→ **Problem details**:
Copy nothing but the text: reproduce each line of the listing exactly and leave the pictures out.

→ **Entries shown**:
----

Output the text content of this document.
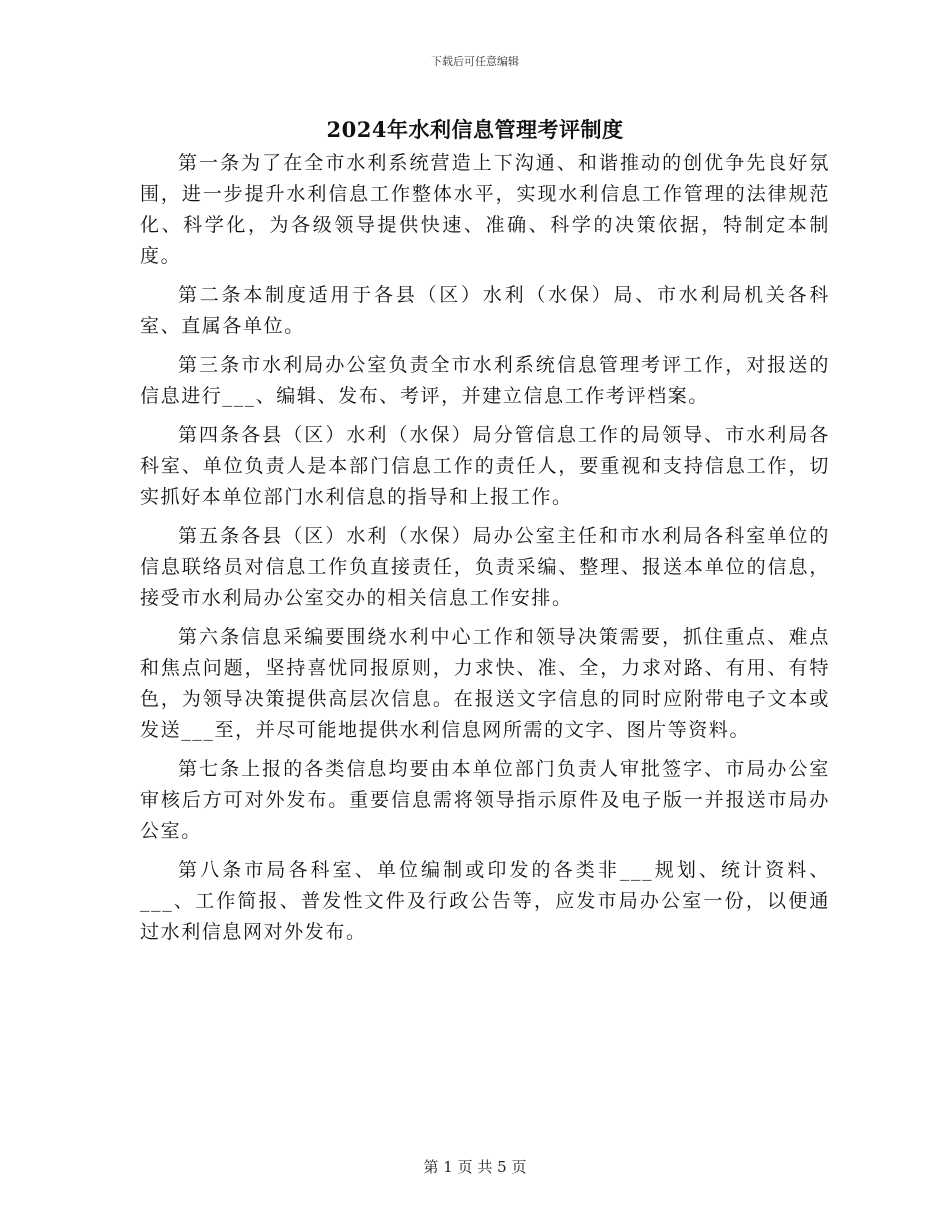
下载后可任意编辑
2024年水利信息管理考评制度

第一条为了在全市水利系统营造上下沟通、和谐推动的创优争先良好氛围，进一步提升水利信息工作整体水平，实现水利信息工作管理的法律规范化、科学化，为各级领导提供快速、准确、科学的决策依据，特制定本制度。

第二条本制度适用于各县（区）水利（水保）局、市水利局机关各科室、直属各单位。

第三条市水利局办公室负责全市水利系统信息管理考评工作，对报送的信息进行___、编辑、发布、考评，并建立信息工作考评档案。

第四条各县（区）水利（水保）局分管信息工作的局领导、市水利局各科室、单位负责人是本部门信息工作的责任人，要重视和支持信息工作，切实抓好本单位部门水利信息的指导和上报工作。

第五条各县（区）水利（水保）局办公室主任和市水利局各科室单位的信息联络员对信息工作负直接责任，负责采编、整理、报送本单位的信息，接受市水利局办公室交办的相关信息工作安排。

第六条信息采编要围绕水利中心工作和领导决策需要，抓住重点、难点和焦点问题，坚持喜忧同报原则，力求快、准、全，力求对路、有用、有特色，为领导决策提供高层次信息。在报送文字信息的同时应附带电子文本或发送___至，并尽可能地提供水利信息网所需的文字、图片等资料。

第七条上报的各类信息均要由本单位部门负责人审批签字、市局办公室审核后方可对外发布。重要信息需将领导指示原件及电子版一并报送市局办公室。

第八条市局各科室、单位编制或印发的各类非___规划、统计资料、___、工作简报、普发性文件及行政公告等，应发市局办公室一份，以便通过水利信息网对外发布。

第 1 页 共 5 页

----

→ **Correct output**:
Output the text content of this document.
下载后可任意编辑
2024年水利信息管理考评制度

第一条为了在全市水利系统营造上下沟通、和谐推动的创优争先良好氛围，进一步提升水利信息工作整体水平，实现水利信息工作管理的法律规范化、科学化，为各级领导提供快速、准确、科学的决策依据，特制定本制度。

第二条本制度适用于各县（区）水利（水保）局、市水利局机关各科室、直属各单位。

第三条市水利局办公室负责全市水利系统信息管理考评工作，对报送的信息进行___、编辑、发布、考评，并建立信息工作考评档案。

第四条各县（区）水利（水保）局分管信息工作的局领导、市水利局各科室、单位负责人是本部门信息工作的责任人，要重视和支持信息工作，切实抓好本单位部门水利信息的指导和上报工作。

第五条各县（区）水利（水保）局办公室主任和市水利局各科室单位的信息联络员对信息工作负直接责任，负责采编、整理、报送本单位的信息，接受市水利局办公室交办的相关信息工作安排。

第六条信息采编要围绕水利中心工作和领导决策需要，抓住重点、难点和焦点问题，坚持喜忧同报原则，力求快、准、全，力求对路、有用、有特色，为领导决策提供高层次信息。在报送文字信息的同时应附带电子文本或发送___至，并尽可能地提供水利信息网所需的文字、图片等资料。

第七条上报的各类信息均要由本单位部门负责人审批签字、市局办公室审核后方可对外发布。重要信息需将领导指示原件及电子版一并报送市局办公室。

第八条市局各科室、单位编制或印发的各类非___规划、统计资料、___、工作简报、普发性文件及行政公告等，应发市局办公室一份，以便通过水利信息网对外发布。

第 1 页 共 5 页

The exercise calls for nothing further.